* WRITTEN REQUEST
Count every line in the following entries where the word "JSON" appears. Give the count alone.

* Stored data
============

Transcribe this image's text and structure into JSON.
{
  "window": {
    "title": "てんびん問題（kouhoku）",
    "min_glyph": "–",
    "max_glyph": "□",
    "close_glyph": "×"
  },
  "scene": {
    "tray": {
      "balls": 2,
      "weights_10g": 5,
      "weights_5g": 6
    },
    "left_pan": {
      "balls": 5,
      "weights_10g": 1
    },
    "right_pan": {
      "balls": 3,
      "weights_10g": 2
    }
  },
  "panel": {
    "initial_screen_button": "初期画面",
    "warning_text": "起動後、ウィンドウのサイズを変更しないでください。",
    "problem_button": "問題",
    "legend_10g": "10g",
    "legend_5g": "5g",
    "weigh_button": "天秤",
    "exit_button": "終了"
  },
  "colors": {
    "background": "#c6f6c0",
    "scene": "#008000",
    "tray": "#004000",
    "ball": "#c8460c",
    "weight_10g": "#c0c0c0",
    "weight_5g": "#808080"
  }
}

============

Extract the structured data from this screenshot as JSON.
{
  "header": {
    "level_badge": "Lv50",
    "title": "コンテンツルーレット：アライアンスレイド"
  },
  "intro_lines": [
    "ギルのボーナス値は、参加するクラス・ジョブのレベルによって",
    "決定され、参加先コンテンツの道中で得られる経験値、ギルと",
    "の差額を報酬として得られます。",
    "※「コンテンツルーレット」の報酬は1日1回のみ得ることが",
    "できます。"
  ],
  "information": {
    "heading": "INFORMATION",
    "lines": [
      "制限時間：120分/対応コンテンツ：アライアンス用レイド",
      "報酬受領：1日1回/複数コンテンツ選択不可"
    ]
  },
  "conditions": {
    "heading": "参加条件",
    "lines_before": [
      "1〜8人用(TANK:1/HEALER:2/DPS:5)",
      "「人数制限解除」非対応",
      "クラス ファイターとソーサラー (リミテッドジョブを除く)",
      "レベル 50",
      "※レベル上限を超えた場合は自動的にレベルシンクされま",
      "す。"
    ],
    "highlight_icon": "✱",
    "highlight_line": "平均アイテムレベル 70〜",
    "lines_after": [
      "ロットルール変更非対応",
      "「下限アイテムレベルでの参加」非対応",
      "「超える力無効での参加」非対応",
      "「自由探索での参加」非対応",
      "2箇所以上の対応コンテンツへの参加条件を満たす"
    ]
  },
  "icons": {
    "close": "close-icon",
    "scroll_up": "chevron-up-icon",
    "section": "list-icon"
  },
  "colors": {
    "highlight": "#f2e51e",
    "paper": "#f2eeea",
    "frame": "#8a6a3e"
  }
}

============

* WRITTEN REPLY
2